Written problem: You are to retype all of the data exactly as it appears.

Material:
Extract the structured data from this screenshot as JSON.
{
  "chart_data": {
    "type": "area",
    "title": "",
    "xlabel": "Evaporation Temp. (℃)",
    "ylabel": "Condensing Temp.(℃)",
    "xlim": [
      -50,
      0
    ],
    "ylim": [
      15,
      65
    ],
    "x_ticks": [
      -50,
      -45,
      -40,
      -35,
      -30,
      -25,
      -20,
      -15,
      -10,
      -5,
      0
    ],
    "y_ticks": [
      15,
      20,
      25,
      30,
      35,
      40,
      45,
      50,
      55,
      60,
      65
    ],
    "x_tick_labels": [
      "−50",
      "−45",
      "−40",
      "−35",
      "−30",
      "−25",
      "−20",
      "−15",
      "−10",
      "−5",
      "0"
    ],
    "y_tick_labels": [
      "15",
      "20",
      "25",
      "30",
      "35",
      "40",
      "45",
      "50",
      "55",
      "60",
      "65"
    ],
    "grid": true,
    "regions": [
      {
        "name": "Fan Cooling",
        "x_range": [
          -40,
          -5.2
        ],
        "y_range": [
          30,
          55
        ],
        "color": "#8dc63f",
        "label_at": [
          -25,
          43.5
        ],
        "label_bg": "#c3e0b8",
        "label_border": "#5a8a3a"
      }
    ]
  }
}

Task solution:
Extract the structured data from this screenshot as JSON.
{
  "chart_data": {
    "type": "area",
    "title": "",
    "xlabel": "Evaporation Temp. (℃)",
    "ylabel": "Condensing Temp.(℃)",
    "xlim": [
      -50,
      0
    ],
    "ylim": [
      15,
      65
    ],
    "x_ticks": [
      -50,
      -45,
      -40,
      -35,
      -30,
      -25,
      -20,
      -15,
      -10,
      -5,
      0
    ],
    "y_ticks": [
      15,
      20,
      25,
      30,
      35,
      40,
      45,
      50,
      55,
      60,
      65
    ],
    "x_tick_labels": [
      "−50",
      "−45",
      "−40",
      "−35",
      "−30",
      "−25",
      "−20",
      "−15",
      "−10",
      "−5",
      "0"
    ],
    "y_tick_labels": [
      "15",
      "20",
      "25",
      "30",
      "35",
      "40",
      "45",
      "50",
      "55",
      "60",
      "65"
    ],
    "grid": true,
    "regions": [
      {
        "name": "Fan Cooling",
        "x_range": [
          -40,
          -5.2
        ],
        "y_range": [
          30,
          55
        ],
        "color": "#8dc63f",
        "label_at": [
          -25,
          43.5
        ],
        "label_bg": "#c3e0b8",
        "label_border": "#5a8a3a"
      }
    ]
  }
}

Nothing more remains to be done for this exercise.